Would you quote every entry exactly, dropping only the pictures?

** START OF DATASET EXTRACT **

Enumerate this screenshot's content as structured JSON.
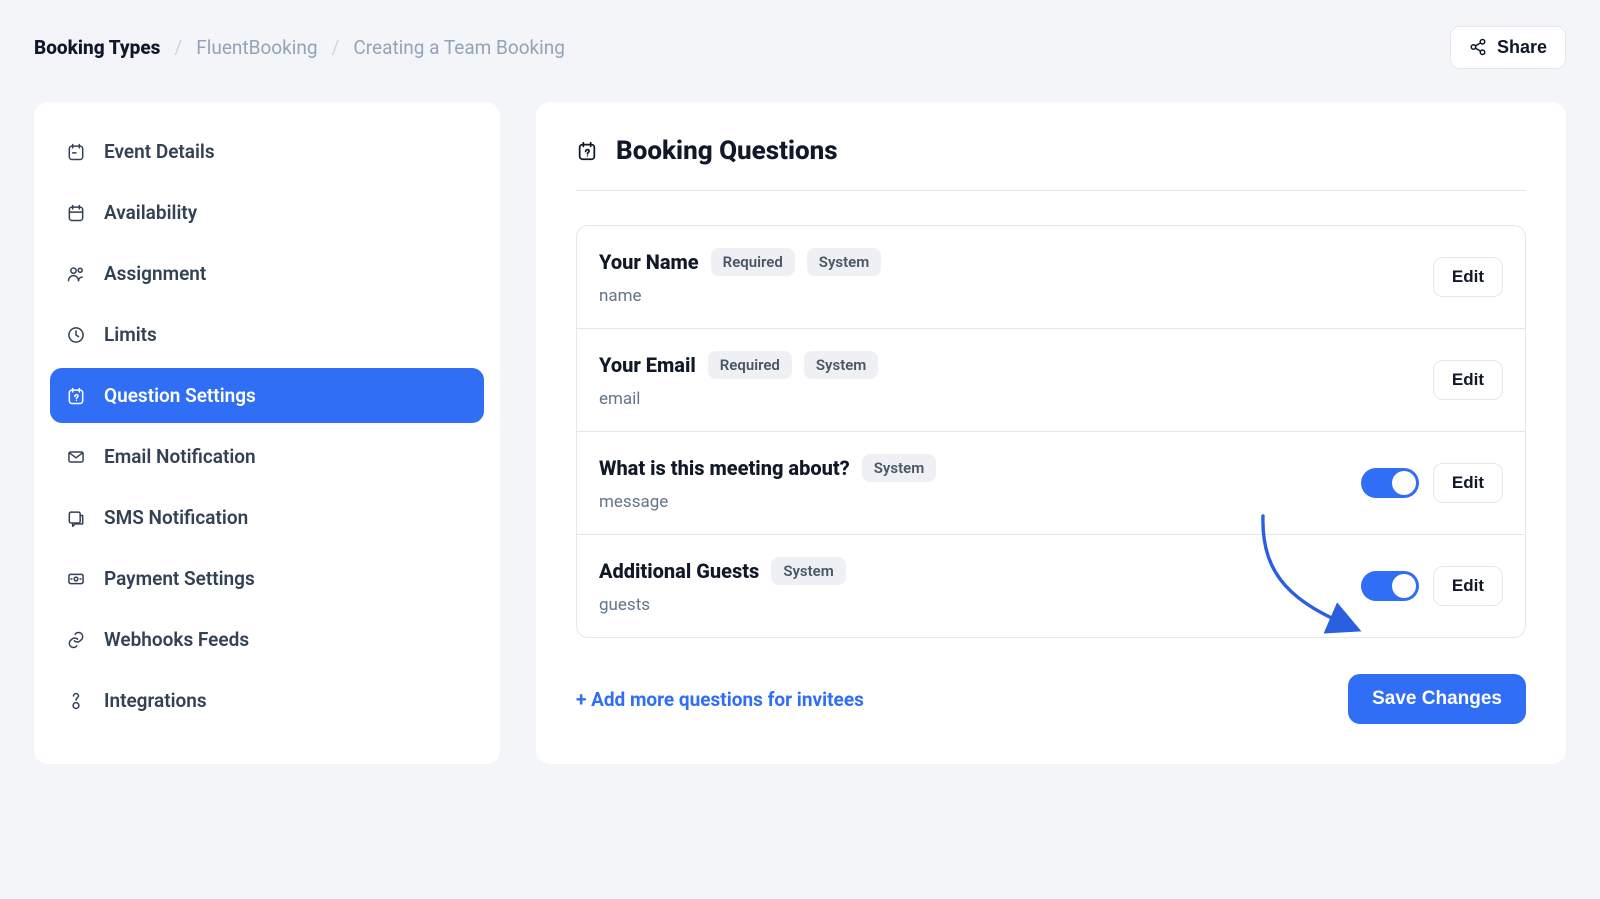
{
  "breadcrumbs": {
    "root": "Booking Types",
    "group": "FluentBooking",
    "current": "Creating a Team Booking"
  },
  "share": {
    "label": "Share"
  },
  "sidebar": {
    "items": [
      {
        "label": "Event Details"
      },
      {
        "label": "Availability"
      },
      {
        "label": "Assignment"
      },
      {
        "label": "Limits"
      },
      {
        "label": "Question Settings"
      },
      {
        "label": "Email Notification"
      },
      {
        "label": "SMS Notification"
      },
      {
        "label": "Payment Settings"
      },
      {
        "label": "Webhooks Feeds"
      },
      {
        "label": "Integrations"
      }
    ],
    "active_index": 4
  },
  "section": {
    "title": "Booking Questions"
  },
  "chips": {
    "required": "Required",
    "system": "System"
  },
  "questions": [
    {
      "title": "Your Name",
      "field": "name",
      "required": true,
      "system": true,
      "has_toggle": false,
      "toggle_on": false,
      "edit_label": "Edit"
    },
    {
      "title": "Your Email",
      "field": "email",
      "required": true,
      "system": true,
      "has_toggle": false,
      "toggle_on": false,
      "edit_label": "Edit"
    },
    {
      "title": "What is this meeting about?",
      "field": "message",
      "required": false,
      "system": true,
      "has_toggle": true,
      "toggle_on": true,
      "edit_label": "Edit"
    },
    {
      "title": "Additional Guests",
      "field": "guests",
      "required": false,
      "system": true,
      "has_toggle": true,
      "toggle_on": true,
      "edit_label": "Edit"
    }
  ],
  "actions": {
    "add_more": "+ Add more questions for invitees",
    "save": "Save Changes"
  }
}
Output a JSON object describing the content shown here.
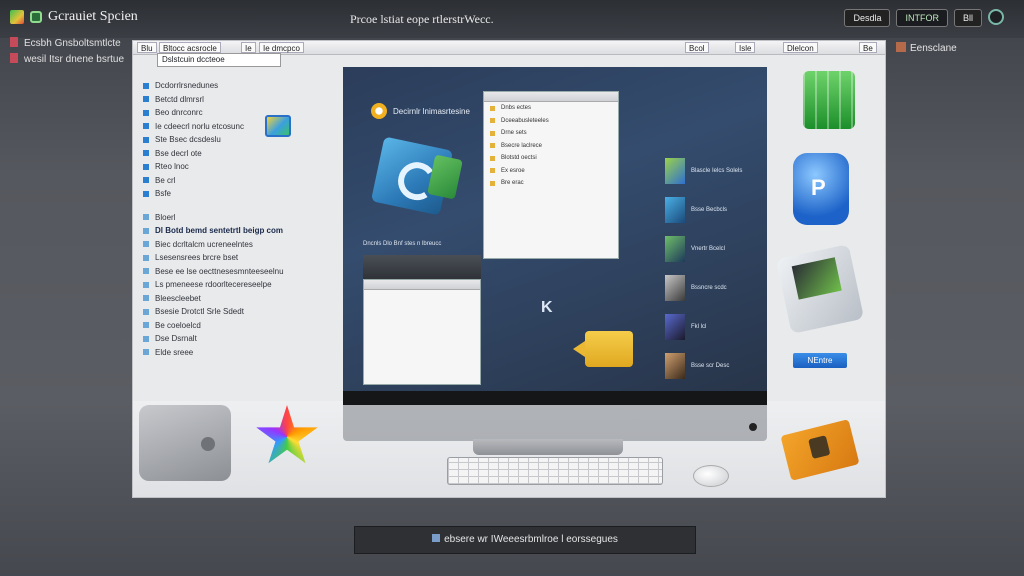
{
  "top_bar": {
    "app_title": "Gcrauiet Spcien",
    "window_title": "Prcoe lstiat eope rtlerstrWecc.",
    "right_buttons": [
      "Desdla",
      "INTFOR",
      "Bll"
    ],
    "sub_left_lines": [
      "Ecsbh Gnsboltsmtlcte",
      "wesil Itsr dnene bsrtue"
    ],
    "sub_right": "Eensclane"
  },
  "toolbar": {
    "items": [
      "Blu",
      "Bltocc acsrocle",
      "Ie",
      "Ie dmcpco"
    ],
    "address": "Dslstcuin dccteoe",
    "right_items": [
      "Bcol",
      "Isle",
      "Dlelcon",
      "Be"
    ]
  },
  "sidebar": {
    "items": [
      {
        "label": "Dcdorrlrsnedunes",
        "bold": false
      },
      {
        "label": "Betctd dlmrsrl",
        "bold": false
      },
      {
        "label": "Beo dnrconrc",
        "bold": false
      },
      {
        "label": "Ie cdeecrl norlu etcosunc",
        "bold": false
      },
      {
        "label": "Ste Bsec dcsdeslu",
        "bold": false
      },
      {
        "label": "Bse decrl ote",
        "bold": false
      },
      {
        "label": "Rteo lnoc",
        "bold": false
      },
      {
        "label": "Be crl",
        "bold": false
      },
      {
        "label": "Bsfe",
        "bold": false
      }
    ],
    "section2": [
      {
        "label": "Bloerl",
        "bold": false
      },
      {
        "label": "Dl Botd bemd sentetrtl beigp com",
        "bold": true
      },
      {
        "label": "Biec dcrltalcm ucreneelntes",
        "bold": false
      },
      {
        "label": "Lsesensrees brcre bset",
        "bold": false
      },
      {
        "label": "Bese ee lse oecttnesesmnteeseelnu",
        "bold": false
      },
      {
        "label": "Ls pmeneese rdoorltecereseelpe",
        "bold": false
      },
      {
        "label": "Bleescleebet",
        "bold": false
      },
      {
        "label": "Bsesie Drotctl Srle Sdedt",
        "bold": false
      },
      {
        "label": "Be coeloelcd",
        "bold": false
      },
      {
        "label": "Dse Dsrnalt",
        "bold": false
      },
      {
        "label": "Elde sreee",
        "bold": false
      }
    ]
  },
  "screen": {
    "title": "Decirnlr lnimasrtesine",
    "mini_window_rows": [
      "Dnbs ectes",
      "Dceeabusleteeles",
      "Drne sets",
      "Bsecre laclrece",
      "Blotstd oectsi",
      "Ex esroe",
      "Bre erac"
    ],
    "lower_caption": "Dncnls Dlo Bnf stes n lbreucc",
    "thumbs": [
      "Blascle Ielcs Solels",
      "Bsse Becbcls",
      "Vnertr Bcelcl",
      "Bssncre scdc",
      "Fkl lcl",
      "Bsse scr Desc"
    ],
    "colors": {
      "accent": "#2c7ab8",
      "video": "#f5cd4a"
    }
  },
  "right_panel": {
    "badge_letter": "P",
    "button_label": "NEntre"
  },
  "caption": "ebsere wr IWeeesrbmlroe l eorssegues"
}
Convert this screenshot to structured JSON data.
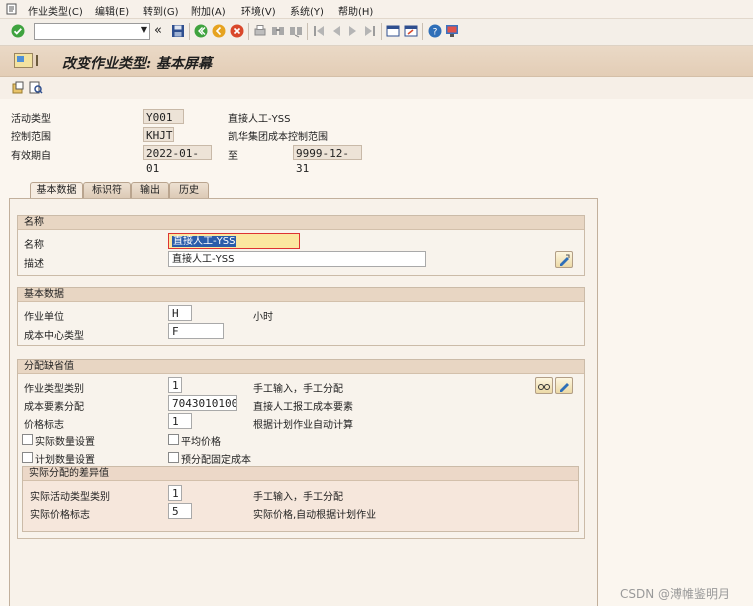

** END OF DATASET EXTRACT **

- FINAL RESULT:
Enumerate this screenshot's content as structured JSON.
{
  "breadcrumbs": {
    "root": "Booking Types",
    "group": "FluentBooking",
    "current": "Creating a Team Booking"
  },
  "share": {
    "label": "Share"
  },
  "sidebar": {
    "items": [
      {
        "label": "Event Details"
      },
      {
        "label": "Availability"
      },
      {
        "label": "Assignment"
      },
      {
        "label": "Limits"
      },
      {
        "label": "Question Settings"
      },
      {
        "label": "Email Notification"
      },
      {
        "label": "SMS Notification"
      },
      {
        "label": "Payment Settings"
      },
      {
        "label": "Webhooks Feeds"
      },
      {
        "label": "Integrations"
      }
    ],
    "active_index": 4
  },
  "section": {
    "title": "Booking Questions"
  },
  "chips": {
    "required": "Required",
    "system": "System"
  },
  "questions": [
    {
      "title": "Your Name",
      "field": "name",
      "required": true,
      "system": true,
      "has_toggle": false,
      "toggle_on": false,
      "edit_label": "Edit"
    },
    {
      "title": "Your Email",
      "field": "email",
      "required": true,
      "system": true,
      "has_toggle": false,
      "toggle_on": false,
      "edit_label": "Edit"
    },
    {
      "title": "What is this meeting about?",
      "field": "message",
      "required": false,
      "system": true,
      "has_toggle": true,
      "toggle_on": true,
      "edit_label": "Edit"
    },
    {
      "title": "Additional Guests",
      "field": "guests",
      "required": false,
      "system": true,
      "has_toggle": true,
      "toggle_on": true,
      "edit_label": "Edit"
    }
  ],
  "actions": {
    "add_more": "+ Add more questions for invitees",
    "save": "Save Changes"
  }
}
Output a JSON object describing the content shown here.
{
  "top_bar": {
    "app_title": "Gcrauiet Spcien",
    "window_title": "Prcoe lstiat eope rtlerstrWecc.",
    "right_buttons": [
      "Desdla",
      "INTFOR",
      "Bll"
    ],
    "sub_left_lines": [
      "Ecsbh Gnsboltsmtlcte",
      "wesil Itsr dnene bsrtue"
    ],
    "sub_right": "Eensclane"
  },
  "toolbar": {
    "items": [
      "Blu",
      "Bltocc acsrocle",
      "Ie",
      "Ie dmcpco"
    ],
    "address": "Dslstcuin dccteoe",
    "right_items": [
      "Bcol",
      "Isle",
      "Dlelcon",
      "Be"
    ]
  },
  "sidebar": {
    "items": [
      {
        "label": "Dcdorrlrsnedunes",
        "bold": false
      },
      {
        "label": "Betctd dlmrsrl",
        "bold": false
      },
      {
        "label": "Beo dnrconrc",
        "bold": false
      },
      {
        "label": "Ie cdeecrl norlu etcosunc",
        "bold": false
      },
      {
        "label": "Ste Bsec dcsdeslu",
        "bold": false
      },
      {
        "label": "Bse decrl ote",
        "bold": false
      },
      {
        "label": "Rteo lnoc",
        "bold": false
      },
      {
        "label": "Be crl",
        "bold": false
      },
      {
        "label": "Bsfe",
        "bold": false
      }
    ],
    "section2": [
      {
        "label": "Bloerl",
        "bold": false
      },
      {
        "label": "Dl Botd bemd sentetrtl beigp com",
        "bold": true
      },
      {
        "label": "Biec dcrltalcm ucreneelntes",
        "bold": false
      },
      {
        "label": "Lsesensrees brcre bset",
        "bold": false
      },
      {
        "label": "Bese ee lse oecttnesesmnteeseelnu",
        "bold": false
      },
      {
        "label": "Ls pmeneese rdoorltecereseelpe",
        "bold": false
      },
      {
        "label": "Bleescleebet",
        "bold": false
      },
      {
        "label": "Bsesie Drotctl Srle Sdedt",
        "bold": false
      },
      {
        "label": "Be coeloelcd",
        "bold": false
      },
      {
        "label": "Dse Dsrnalt",
        "bold": false
      },
      {
        "label": "Elde sreee",
        "bold": false
      }
    ]
  },
  "screen": {
    "title": "Decirnlr lnimasrtesine",
    "mini_window_rows": [
      "Dnbs ectes",
      "Dceeabusleteeles",
      "Drne sets",
      "Bsecre laclrece",
      "Blotstd oectsi",
      "Ex esroe",
      "Bre erac"
    ],
    "lower_caption": "Dncnls Dlo Bnf stes n lbreucc",
    "thumbs": [
      "Blascle Ielcs Solels",
      "Bsse Becbcls",
      "Vnertr Bcelcl",
      "Bssncre scdc",
      "Fkl lcl",
      "Bsse scr Desc"
    ],
    "colors": {
      "accent": "#2c7ab8",
      "video": "#f5cd4a"
    }
  },
  "right_panel": {
    "badge_letter": "P",
    "button_label": "NEntre"
  },
  "caption": "ebsere wr IWeeesrbmlroe l eorssegues"
}
Convert this screenshot to structured JSON data.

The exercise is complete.